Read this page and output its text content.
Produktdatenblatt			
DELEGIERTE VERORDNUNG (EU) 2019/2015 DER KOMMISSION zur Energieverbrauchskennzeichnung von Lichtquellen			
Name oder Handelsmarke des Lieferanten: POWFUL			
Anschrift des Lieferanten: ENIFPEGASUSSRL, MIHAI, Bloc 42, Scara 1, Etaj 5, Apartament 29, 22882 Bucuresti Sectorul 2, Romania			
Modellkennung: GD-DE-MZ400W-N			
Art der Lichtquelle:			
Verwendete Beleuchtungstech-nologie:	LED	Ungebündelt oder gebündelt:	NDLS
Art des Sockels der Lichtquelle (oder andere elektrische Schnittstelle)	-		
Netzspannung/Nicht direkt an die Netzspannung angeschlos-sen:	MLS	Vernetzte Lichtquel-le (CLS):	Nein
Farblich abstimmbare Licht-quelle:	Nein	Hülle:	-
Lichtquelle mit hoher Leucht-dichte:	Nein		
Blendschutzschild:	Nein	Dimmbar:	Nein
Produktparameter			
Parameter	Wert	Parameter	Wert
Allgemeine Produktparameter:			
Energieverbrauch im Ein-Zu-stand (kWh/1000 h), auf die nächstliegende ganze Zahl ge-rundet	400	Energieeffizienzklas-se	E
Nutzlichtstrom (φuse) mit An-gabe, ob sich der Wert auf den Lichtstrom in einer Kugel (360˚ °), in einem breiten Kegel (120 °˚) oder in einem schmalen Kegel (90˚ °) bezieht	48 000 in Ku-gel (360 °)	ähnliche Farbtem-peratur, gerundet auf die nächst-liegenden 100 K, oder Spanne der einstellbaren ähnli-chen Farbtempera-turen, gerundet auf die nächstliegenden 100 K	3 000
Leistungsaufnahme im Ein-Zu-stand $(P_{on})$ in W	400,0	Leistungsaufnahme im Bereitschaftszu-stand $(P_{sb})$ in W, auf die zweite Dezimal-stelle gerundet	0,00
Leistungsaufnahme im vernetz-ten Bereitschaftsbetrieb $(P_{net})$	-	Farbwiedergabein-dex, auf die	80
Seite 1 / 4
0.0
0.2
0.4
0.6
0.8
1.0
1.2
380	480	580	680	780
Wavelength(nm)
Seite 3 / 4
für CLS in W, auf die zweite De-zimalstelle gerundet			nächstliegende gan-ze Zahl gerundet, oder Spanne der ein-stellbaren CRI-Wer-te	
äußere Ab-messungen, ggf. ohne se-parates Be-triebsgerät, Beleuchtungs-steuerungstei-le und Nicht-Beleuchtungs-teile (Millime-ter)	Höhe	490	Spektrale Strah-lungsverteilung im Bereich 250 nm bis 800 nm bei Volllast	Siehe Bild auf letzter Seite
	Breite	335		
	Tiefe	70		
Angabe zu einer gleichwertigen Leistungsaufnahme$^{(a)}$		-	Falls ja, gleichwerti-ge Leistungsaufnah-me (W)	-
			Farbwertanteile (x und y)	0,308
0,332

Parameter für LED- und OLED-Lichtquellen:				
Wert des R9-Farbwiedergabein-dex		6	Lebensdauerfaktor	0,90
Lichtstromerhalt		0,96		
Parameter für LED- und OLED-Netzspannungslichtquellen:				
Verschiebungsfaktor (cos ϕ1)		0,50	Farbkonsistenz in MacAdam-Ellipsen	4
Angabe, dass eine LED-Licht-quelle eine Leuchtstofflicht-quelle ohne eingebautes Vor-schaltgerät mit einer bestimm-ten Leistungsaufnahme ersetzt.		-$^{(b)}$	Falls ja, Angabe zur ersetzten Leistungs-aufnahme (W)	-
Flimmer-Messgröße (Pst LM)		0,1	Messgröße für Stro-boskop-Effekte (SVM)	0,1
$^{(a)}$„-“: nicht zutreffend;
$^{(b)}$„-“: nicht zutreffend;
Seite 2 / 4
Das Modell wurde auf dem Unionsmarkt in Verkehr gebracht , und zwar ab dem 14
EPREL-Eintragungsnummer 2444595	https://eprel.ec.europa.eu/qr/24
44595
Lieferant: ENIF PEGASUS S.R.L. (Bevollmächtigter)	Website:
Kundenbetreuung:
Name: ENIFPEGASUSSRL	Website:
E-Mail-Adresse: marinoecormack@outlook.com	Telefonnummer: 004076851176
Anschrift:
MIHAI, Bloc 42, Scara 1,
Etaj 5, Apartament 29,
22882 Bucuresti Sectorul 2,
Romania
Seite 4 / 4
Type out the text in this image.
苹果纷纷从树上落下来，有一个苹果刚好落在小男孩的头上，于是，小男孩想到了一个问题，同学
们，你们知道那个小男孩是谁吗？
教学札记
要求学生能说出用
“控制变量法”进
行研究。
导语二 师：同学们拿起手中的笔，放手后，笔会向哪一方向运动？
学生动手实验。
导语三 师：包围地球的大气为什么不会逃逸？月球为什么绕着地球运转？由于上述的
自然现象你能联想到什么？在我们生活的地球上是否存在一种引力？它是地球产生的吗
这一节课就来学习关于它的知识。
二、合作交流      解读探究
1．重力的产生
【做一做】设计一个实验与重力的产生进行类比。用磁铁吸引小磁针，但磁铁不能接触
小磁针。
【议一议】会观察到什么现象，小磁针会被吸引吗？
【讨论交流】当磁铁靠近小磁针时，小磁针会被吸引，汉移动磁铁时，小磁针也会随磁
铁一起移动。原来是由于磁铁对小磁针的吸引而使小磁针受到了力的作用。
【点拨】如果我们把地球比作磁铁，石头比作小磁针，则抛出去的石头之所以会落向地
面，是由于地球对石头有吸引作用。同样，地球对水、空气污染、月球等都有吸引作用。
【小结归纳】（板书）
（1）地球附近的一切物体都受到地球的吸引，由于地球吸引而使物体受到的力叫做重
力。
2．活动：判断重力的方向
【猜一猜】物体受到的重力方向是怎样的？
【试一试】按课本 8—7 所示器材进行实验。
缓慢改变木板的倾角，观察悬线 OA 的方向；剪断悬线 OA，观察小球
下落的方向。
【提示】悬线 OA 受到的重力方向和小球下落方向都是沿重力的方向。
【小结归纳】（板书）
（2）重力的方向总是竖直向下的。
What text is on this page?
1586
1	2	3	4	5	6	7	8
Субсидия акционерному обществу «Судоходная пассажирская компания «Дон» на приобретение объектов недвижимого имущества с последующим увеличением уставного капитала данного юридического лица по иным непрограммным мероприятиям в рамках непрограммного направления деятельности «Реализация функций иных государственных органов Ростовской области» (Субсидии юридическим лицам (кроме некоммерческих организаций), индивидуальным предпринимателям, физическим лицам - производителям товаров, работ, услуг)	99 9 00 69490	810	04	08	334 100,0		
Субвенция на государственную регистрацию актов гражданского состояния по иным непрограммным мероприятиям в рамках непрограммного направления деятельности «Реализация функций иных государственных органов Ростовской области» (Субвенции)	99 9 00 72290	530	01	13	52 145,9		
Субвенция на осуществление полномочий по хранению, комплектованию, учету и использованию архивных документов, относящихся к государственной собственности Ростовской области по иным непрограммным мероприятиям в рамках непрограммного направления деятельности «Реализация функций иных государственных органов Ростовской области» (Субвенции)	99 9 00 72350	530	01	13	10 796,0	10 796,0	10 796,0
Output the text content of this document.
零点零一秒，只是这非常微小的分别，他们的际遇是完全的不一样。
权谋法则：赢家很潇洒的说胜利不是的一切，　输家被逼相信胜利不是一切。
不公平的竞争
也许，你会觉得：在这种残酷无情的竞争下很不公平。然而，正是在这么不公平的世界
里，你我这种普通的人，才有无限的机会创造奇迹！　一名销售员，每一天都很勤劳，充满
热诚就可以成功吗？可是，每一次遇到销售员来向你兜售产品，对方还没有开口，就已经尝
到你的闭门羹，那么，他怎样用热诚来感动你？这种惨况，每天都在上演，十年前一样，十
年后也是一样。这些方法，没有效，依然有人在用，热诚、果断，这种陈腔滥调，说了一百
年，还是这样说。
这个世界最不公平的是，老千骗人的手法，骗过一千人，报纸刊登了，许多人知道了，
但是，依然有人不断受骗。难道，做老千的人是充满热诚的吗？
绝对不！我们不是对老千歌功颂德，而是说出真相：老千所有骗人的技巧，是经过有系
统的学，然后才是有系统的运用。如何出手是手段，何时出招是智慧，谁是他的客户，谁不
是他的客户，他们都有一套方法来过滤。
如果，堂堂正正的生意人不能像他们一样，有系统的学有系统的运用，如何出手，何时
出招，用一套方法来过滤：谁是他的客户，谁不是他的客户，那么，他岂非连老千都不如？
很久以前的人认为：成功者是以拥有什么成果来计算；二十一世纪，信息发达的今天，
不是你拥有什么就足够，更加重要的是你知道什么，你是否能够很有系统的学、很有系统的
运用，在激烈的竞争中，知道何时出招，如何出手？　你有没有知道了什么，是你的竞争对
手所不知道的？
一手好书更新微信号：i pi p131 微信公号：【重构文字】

• [WRITTEN REQUEST]
From the listing above, copy every line that holds the string "Falls".

• [RESPONSE TO THE TASK]
Angabe zu einer gleichwertigen Leistungsaufnahme$^{(a)}$		-	Falls ja, gleichwerti-ge Leistungsaufnah-me (W)	-
Angabe, dass eine LED-Licht-quelle eine Leuchtstofflicht-quelle ohne eingebautes Vor-schaltgerät mit einer bestimm-ten Leistungsaufnahme ersetzt.		-$^{(b)}$	Falls ja, Angabe zur ersetzten Leistungs-aufnahme (W)	-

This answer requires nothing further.